**Exercise**
Do not include the pictures; repeat the rest of the data exactly.

**Figure content listings**
** begin **

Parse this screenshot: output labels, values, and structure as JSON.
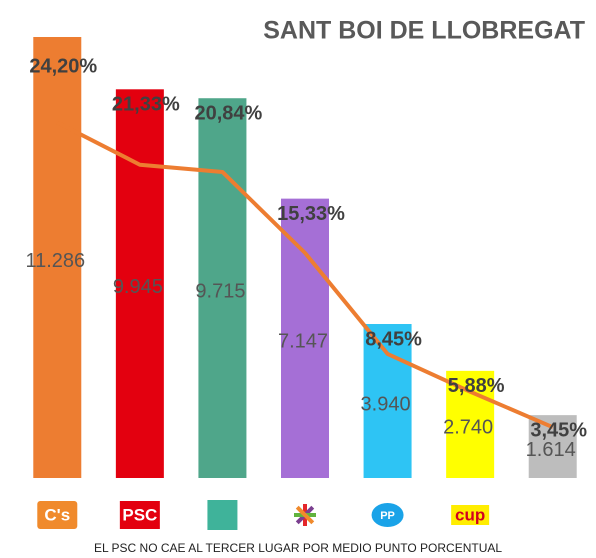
{
  "chart_data": {
    "type": "bar",
    "title": "SANT BOI DE LLOBREGAT",
    "caption": "EL PSC NO CAE AL TERCER LUGAR POR MEDIO PUNTO PORCENTUAL",
    "categories": [
      "C's",
      "PSC",
      null,
      null,
      "PP",
      "cup",
      null
    ],
    "values": [
      24.2,
      21.33,
      20.84,
      15.33,
      8.45,
      5.88,
      3.45
    ],
    "value_labels": [
      "24,20%",
      "21,33%",
      "20,84%",
      "15,33%",
      "8,45%",
      "5,88%",
      "3,45%"
    ],
    "colors": [
      "#ed7d31",
      "#e3000f",
      "#4fa68a",
      "#a56fd6",
      "#2ec4f4",
      "#ffff00",
      "#bdbdbd"
    ],
    "ylim": [
      0,
      24.2
    ],
    "line": {
      "color": "#ed7d31",
      "axis": "y2",
      "values": [
        11286,
        9945,
        9715,
        7147,
        3940,
        2740,
        1614
      ],
      "value_labels": [
        "11.286",
        "9.945",
        "9.715",
        "7.147",
        "3.940",
        "2.740",
        "1.614"
      ]
    },
    "y2lim": [
      0,
      14000
    ]
  }
}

** end **

**Solution to this exercise**
Parse this screenshot: output labels, values, and structure as JSON.
{
  "chart_data": {
    "type": "bar",
    "title": "SANT BOI DE LLOBREGAT",
    "caption": "EL PSC NO CAE AL TERCER LUGAR POR MEDIO PUNTO PORCENTUAL",
    "categories": [
      "C's",
      "PSC",
      null,
      null,
      "PP",
      "cup",
      null
    ],
    "values": [
      24.2,
      21.33,
      20.84,
      15.33,
      8.45,
      5.88,
      3.45
    ],
    "value_labels": [
      "24,20%",
      "21,33%",
      "20,84%",
      "15,33%",
      "8,45%",
      "5,88%",
      "3,45%"
    ],
    "colors": [
      "#ed7d31",
      "#e3000f",
      "#4fa68a",
      "#a56fd6",
      "#2ec4f4",
      "#ffff00",
      "#bdbdbd"
    ],
    "ylim": [
      0,
      24.2
    ],
    "line": {
      "color": "#ed7d31",
      "axis": "y2",
      "values": [
        11286,
        9945,
        9715,
        7147,
        3940,
        2740,
        1614
      ],
      "value_labels": [
        "11.286",
        "9.945",
        "9.715",
        "7.147",
        "3.940",
        "2.740",
        "1.614"
      ]
    },
    "y2lim": [
      0,
      14000
    ]
  }
}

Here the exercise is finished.